Stated problem: Every line with the string "background" should be gathered.

(Records excerpted from a collection)

* * * * *

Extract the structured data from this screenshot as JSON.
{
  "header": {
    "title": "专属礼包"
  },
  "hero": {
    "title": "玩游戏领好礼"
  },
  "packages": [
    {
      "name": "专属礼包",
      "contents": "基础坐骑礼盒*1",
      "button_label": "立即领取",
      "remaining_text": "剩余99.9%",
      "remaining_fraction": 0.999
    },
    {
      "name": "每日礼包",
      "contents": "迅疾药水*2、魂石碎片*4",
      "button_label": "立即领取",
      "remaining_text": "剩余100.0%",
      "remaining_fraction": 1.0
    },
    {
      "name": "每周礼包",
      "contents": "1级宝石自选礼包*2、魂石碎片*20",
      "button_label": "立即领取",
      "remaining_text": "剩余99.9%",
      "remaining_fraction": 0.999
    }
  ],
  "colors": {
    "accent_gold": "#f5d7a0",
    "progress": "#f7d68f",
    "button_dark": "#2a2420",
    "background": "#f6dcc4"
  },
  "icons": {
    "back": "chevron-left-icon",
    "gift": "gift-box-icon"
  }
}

* * * * *

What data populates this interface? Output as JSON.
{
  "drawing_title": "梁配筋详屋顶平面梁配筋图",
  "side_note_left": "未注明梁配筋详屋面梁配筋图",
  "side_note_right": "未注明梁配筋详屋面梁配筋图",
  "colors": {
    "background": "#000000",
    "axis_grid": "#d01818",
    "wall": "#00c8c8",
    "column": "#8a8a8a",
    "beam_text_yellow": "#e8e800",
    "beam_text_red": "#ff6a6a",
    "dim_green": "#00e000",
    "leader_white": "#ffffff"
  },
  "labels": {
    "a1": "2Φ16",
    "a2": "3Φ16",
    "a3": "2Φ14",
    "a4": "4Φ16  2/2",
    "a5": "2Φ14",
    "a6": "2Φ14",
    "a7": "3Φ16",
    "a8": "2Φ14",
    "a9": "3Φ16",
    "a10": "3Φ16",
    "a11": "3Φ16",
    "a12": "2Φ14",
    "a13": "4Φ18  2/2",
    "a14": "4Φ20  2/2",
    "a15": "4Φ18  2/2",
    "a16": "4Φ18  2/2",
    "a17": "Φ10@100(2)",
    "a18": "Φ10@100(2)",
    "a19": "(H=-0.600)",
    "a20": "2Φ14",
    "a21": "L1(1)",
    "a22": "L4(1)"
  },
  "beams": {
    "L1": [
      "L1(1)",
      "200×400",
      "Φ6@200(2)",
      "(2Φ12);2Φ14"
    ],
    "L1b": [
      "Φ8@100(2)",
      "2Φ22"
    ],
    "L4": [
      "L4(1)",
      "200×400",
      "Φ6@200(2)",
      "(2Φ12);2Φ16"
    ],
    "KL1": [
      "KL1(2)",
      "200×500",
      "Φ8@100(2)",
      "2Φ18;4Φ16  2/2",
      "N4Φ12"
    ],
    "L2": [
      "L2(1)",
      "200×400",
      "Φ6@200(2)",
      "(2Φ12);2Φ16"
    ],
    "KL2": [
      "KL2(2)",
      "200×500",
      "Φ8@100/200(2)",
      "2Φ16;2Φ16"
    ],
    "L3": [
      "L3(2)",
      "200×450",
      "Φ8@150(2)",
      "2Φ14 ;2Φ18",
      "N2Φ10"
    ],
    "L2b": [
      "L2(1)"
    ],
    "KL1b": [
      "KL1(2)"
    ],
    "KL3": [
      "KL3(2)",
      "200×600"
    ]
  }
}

* * * * *

Written answer:
    "background": "#f6dcc4"
    "background": "#000000",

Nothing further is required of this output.